● Статья:
Философствующие инженеры и первые философы техники Глава 2

Вид материалаДокументы
Подобный материал:
1   ...   18   19   20   21   22   23   24   25   26


Например, в живописи кватроченто каждая вещь выписывается так, что ее можно детально рассмотреть с близкого расстояния. При этом неважно ее месторасположение внутри картины. Этой традиции, в частности, целиком и полностью принадлежит Дюрер. В зависимости от нахождения вещи в системе перспективы она изображается меньше или крупнее. Такой тип живописи проанализирован в работе Хосе Ортеги-и-Гассета "О точке зрения в искусстве", написанной в рамках традиции заданной указанными выше авторами. Здесь он связывает этот блуждающий, аналитический, детализирующий взгляд с тем, что при восприятии картины используется одно только ближнее зрение. Действительно, в каком-то смысле – это эпоха предчувствия бесконечности, когда кажется, что нет предела детализации деталей, когда, чтобы увидеть целое, необходимо слиться с самим полотном, раствориться в нем. Здесь каждый фрагмент картины хотел бы остановить на себе взгляд, выделить для себя время восприятия. И это время было тем универсальным гомогенным временем, в котором была зафиксирована логика движущегося мира. Специфика этой живописи в том, что она не знает, что хочет показать зрителю, она оставляет за ним право выбора на что смотреть. А это и есть право задания времени жизни объекта, всегда зависимого от устойчивой позиции субъекта восприятия [17].

● Условие задания: Как называется работа Хосе Ортеги-и-Гассета, в которой, согласно статье о живописи кватроченто, проанализирован такой тип живописи? Строки, приведённые далее, здесь не используются.

● Исходные данные:
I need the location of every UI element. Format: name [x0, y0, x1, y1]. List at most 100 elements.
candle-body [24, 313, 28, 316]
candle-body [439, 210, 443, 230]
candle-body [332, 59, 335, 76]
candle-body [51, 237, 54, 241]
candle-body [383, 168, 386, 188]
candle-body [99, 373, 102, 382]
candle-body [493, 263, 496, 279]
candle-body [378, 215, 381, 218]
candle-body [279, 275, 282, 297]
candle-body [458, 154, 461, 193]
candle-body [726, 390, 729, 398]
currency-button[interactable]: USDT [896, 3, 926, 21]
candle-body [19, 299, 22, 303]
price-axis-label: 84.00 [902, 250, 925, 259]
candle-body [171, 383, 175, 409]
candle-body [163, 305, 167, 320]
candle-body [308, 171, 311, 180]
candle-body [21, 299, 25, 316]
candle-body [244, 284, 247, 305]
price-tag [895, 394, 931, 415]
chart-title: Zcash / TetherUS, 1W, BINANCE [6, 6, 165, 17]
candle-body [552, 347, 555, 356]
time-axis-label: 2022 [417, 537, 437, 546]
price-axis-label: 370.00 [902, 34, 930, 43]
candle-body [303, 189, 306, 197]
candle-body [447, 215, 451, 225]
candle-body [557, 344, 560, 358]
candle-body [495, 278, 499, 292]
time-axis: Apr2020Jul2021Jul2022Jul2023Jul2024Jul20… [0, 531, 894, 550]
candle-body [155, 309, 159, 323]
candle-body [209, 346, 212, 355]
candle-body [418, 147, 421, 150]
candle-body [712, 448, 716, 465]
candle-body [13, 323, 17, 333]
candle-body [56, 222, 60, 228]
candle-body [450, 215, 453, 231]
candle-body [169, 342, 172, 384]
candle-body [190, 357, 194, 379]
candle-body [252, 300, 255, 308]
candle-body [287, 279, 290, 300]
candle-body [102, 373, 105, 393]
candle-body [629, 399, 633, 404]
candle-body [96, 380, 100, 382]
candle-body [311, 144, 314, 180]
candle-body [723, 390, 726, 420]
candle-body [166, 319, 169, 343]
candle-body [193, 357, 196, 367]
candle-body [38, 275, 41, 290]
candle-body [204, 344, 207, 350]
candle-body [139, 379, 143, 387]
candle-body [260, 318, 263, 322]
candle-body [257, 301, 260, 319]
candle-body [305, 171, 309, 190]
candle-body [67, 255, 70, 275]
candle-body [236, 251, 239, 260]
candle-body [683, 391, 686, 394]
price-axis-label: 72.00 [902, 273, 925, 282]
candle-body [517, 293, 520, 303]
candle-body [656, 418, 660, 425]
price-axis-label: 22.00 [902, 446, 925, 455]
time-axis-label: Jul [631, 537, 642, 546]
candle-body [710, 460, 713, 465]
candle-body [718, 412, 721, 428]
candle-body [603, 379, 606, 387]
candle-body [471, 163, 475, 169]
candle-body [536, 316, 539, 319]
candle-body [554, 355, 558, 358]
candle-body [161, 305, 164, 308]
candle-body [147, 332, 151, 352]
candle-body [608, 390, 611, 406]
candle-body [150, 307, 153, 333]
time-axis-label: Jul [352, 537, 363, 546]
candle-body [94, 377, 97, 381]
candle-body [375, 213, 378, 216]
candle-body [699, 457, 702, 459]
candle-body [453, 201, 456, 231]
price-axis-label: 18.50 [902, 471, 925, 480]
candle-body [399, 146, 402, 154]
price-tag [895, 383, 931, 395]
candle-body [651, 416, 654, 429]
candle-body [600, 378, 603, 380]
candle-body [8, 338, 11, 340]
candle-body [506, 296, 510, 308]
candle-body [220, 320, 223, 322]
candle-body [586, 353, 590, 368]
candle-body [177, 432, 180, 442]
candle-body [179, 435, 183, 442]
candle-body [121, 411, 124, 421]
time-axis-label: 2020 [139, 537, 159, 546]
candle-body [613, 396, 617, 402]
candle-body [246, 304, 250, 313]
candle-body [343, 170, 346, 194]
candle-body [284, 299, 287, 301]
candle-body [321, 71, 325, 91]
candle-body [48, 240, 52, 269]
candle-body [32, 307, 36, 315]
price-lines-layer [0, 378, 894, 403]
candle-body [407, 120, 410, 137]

● Решение задания: «О точке зрения в искусстве».